Return all of the data exactly as given.

━━━ Records for this task

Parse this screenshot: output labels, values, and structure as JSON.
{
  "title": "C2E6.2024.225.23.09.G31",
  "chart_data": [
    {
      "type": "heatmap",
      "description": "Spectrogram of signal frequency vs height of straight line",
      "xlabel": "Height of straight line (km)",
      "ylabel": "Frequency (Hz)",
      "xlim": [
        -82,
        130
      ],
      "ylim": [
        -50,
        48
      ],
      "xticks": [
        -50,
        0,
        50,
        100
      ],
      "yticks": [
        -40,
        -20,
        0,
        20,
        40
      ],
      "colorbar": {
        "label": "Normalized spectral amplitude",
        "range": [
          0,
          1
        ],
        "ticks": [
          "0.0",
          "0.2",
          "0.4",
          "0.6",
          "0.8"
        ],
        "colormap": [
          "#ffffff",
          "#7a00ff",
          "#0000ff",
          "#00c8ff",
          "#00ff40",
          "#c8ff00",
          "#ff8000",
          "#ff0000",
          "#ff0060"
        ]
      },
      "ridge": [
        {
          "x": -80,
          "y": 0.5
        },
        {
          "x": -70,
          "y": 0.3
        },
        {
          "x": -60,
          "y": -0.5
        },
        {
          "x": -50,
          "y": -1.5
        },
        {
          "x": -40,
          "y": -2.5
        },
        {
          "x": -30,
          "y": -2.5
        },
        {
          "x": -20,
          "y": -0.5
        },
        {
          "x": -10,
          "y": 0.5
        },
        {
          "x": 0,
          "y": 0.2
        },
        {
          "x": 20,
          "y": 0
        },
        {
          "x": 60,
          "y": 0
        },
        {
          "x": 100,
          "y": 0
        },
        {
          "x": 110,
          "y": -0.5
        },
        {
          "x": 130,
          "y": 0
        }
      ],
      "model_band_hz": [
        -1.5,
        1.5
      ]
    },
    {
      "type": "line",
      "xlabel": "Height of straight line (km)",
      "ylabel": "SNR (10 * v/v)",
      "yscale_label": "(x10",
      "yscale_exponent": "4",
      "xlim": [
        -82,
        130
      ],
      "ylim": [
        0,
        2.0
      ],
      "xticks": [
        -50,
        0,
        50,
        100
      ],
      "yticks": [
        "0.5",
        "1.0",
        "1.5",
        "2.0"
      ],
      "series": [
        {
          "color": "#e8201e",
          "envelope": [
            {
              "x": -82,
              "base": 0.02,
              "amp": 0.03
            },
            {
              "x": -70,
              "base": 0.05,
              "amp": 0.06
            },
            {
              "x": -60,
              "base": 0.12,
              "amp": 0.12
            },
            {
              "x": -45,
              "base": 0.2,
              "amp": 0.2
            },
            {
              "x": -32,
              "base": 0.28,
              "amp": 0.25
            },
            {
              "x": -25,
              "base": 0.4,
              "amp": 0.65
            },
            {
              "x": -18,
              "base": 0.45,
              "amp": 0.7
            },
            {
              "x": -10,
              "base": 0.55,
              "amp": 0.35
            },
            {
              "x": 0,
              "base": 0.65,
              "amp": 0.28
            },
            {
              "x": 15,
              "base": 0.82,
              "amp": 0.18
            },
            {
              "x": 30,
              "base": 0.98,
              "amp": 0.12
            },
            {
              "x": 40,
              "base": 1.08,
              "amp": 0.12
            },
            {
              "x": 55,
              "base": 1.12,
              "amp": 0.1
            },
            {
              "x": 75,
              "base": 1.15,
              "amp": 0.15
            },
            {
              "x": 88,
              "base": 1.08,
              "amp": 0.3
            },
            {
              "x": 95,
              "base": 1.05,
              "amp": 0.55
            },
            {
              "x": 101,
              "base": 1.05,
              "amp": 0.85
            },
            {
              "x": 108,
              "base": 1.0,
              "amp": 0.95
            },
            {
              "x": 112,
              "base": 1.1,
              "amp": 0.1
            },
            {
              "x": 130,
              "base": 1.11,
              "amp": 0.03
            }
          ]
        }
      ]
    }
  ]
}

━━━━━━

# Result below:
Parse this screenshot: output labels, values, and structure as JSON.
{
  "title": "C2E6.2024.225.23.09.G31",
  "chart_data": [
    {
      "type": "heatmap",
      "description": "Spectrogram of signal frequency vs height of straight line",
      "xlabel": "Height of straight line (km)",
      "ylabel": "Frequency (Hz)",
      "xlim": [
        -82,
        130
      ],
      "ylim": [
        -50,
        48
      ],
      "xticks": [
        -50,
        0,
        50,
        100
      ],
      "yticks": [
        -40,
        -20,
        0,
        20,
        40
      ],
      "colorbar": {
        "label": "Normalized spectral amplitude",
        "range": [
          0,
          1
        ],
        "ticks": [
          "0.0",
          "0.2",
          "0.4",
          "0.6",
          "0.8"
        ],
        "colormap": [
          "#ffffff",
          "#7a00ff",
          "#0000ff",
          "#00c8ff",
          "#00ff40",
          "#c8ff00",
          "#ff8000",
          "#ff0000",
          "#ff0060"
        ]
      },
      "ridge": [
        {
          "x": -80,
          "y": 0.5
        },
        {
          "x": -70,
          "y": 0.3
        },
        {
          "x": -60,
          "y": -0.5
        },
        {
          "x": -50,
          "y": -1.5
        },
        {
          "x": -40,
          "y": -2.5
        },
        {
          "x": -30,
          "y": -2.5
        },
        {
          "x": -20,
          "y": -0.5
        },
        {
          "x": -10,
          "y": 0.5
        },
        {
          "x": 0,
          "y": 0.2
        },
        {
          "x": 20,
          "y": 0
        },
        {
          "x": 60,
          "y": 0
        },
        {
          "x": 100,
          "y": 0
        },
        {
          "x": 110,
          "y": -0.5
        },
        {
          "x": 130,
          "y": 0
        }
      ],
      "model_band_hz": [
        -1.5,
        1.5
      ]
    },
    {
      "type": "line",
      "xlabel": "Height of straight line (km)",
      "ylabel": "SNR (10 * v/v)",
      "yscale_label": "(x10",
      "yscale_exponent": "4",
      "xlim": [
        -82,
        130
      ],
      "ylim": [
        0,
        2.0
      ],
      "xticks": [
        -50,
        0,
        50,
        100
      ],
      "yticks": [
        "0.5",
        "1.0",
        "1.5",
        "2.0"
      ],
      "series": [
        {
          "color": "#e8201e",
          "envelope": [
            {
              "x": -82,
              "base": 0.02,
              "amp": 0.03
            },
            {
              "x": -70,
              "base": 0.05,
              "amp": 0.06
            },
            {
              "x": -60,
              "base": 0.12,
              "amp": 0.12
            },
            {
              "x": -45,
              "base": 0.2,
              "amp": 0.2
            },
            {
              "x": -32,
              "base": 0.28,
              "amp": 0.25
            },
            {
              "x": -25,
              "base": 0.4,
              "amp": 0.65
            },
            {
              "x": -18,
              "base": 0.45,
              "amp": 0.7
            },
            {
              "x": -10,
              "base": 0.55,
              "amp": 0.35
            },
            {
              "x": 0,
              "base": 0.65,
              "amp": 0.28
            },
            {
              "x": 15,
              "base": 0.82,
              "amp": 0.18
            },
            {
              "x": 30,
              "base": 0.98,
              "amp": 0.12
            },
            {
              "x": 40,
              "base": 1.08,
              "amp": 0.12
            },
            {
              "x": 55,
              "base": 1.12,
              "amp": 0.1
            },
            {
              "x": 75,
              "base": 1.15,
              "amp": 0.15
            },
            {
              "x": 88,
              "base": 1.08,
              "amp": 0.3
            },
            {
              "x": 95,
              "base": 1.05,
              "amp": 0.55
            },
            {
              "x": 101,
              "base": 1.05,
              "amp": 0.85
            },
            {
              "x": 108,
              "base": 1.0,
              "amp": 0.95
            },
            {
              "x": 112,
              "base": 1.1,
              "amp": 0.1
            },
            {
              "x": 130,
              "base": 1.11,
              "amp": 0.03
            }
          ]
        }
      ]
    }
  ]
}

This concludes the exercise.